## Exercise instructions
Check every line below for the word "CODE" and copy each one that has it.

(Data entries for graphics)
···
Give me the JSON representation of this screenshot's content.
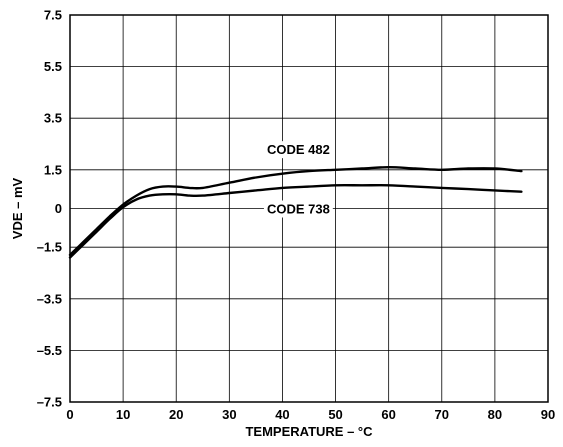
{
  "chart_data": {
    "type": "line",
    "xlabel": "TEMPERATURE – °C",
    "ylabel": "VDE – mV",
    "xlim": [
      0,
      90
    ],
    "ylim": [
      -7.5,
      7.5
    ],
    "x_ticks": [
      0,
      10,
      20,
      30,
      40,
      50,
      60,
      70,
      80,
      90
    ],
    "x_tick_labels": [
      "0",
      "10",
      "20",
      "30",
      "40",
      "50",
      "60",
      "70",
      "80",
      "90"
    ],
    "y_ticks": [
      7.5,
      5.5,
      3.5,
      1.5,
      0,
      -1.5,
      -3.5,
      -5.5,
      -7.5
    ],
    "y_tick_labels": [
      "7.5",
      "5.5",
      "3.5",
      "1.5",
      "0",
      "–1.5",
      "–3.5",
      "–5.5",
      "–7.5"
    ],
    "grid": true,
    "series": [
      {
        "name": "CODE 482",
        "x": [
          0,
          2.5,
          5,
          7.5,
          10,
          12.5,
          15,
          17.5,
          20,
          22.5,
          25,
          30,
          35,
          40,
          45,
          50,
          55,
          60,
          65,
          70,
          75,
          80,
          85
        ],
        "values": [
          -1.8,
          -1.3,
          -0.8,
          -0.3,
          0.15,
          0.5,
          0.75,
          0.85,
          0.85,
          0.8,
          0.8,
          1.0,
          1.2,
          1.35,
          1.45,
          1.5,
          1.55,
          1.6,
          1.55,
          1.5,
          1.55,
          1.55,
          1.45
        ]
      },
      {
        "name": "CODE 738",
        "x": [
          0,
          2.5,
          5,
          7.5,
          10,
          12.5,
          15,
          17.5,
          20,
          22.5,
          25,
          30,
          35,
          40,
          45,
          50,
          55,
          60,
          65,
          70,
          75,
          80,
          85
        ],
        "values": [
          -1.9,
          -1.4,
          -0.9,
          -0.4,
          0.05,
          0.35,
          0.5,
          0.55,
          0.55,
          0.5,
          0.5,
          0.6,
          0.7,
          0.8,
          0.85,
          0.9,
          0.9,
          0.9,
          0.85,
          0.8,
          0.75,
          0.7,
          0.65
        ]
      }
    ],
    "annotations": [
      {
        "text": "CODE 482",
        "x": 43,
        "y": 2.3
      },
      {
        "text": "CODE 738",
        "x": 43,
        "y": 0.0
      }
    ]
  }
}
···
## Finished task
        "name": "CODE 482",
        "name": "CODE 738",
        "text": "CODE 482",
        "text": "CODE 738",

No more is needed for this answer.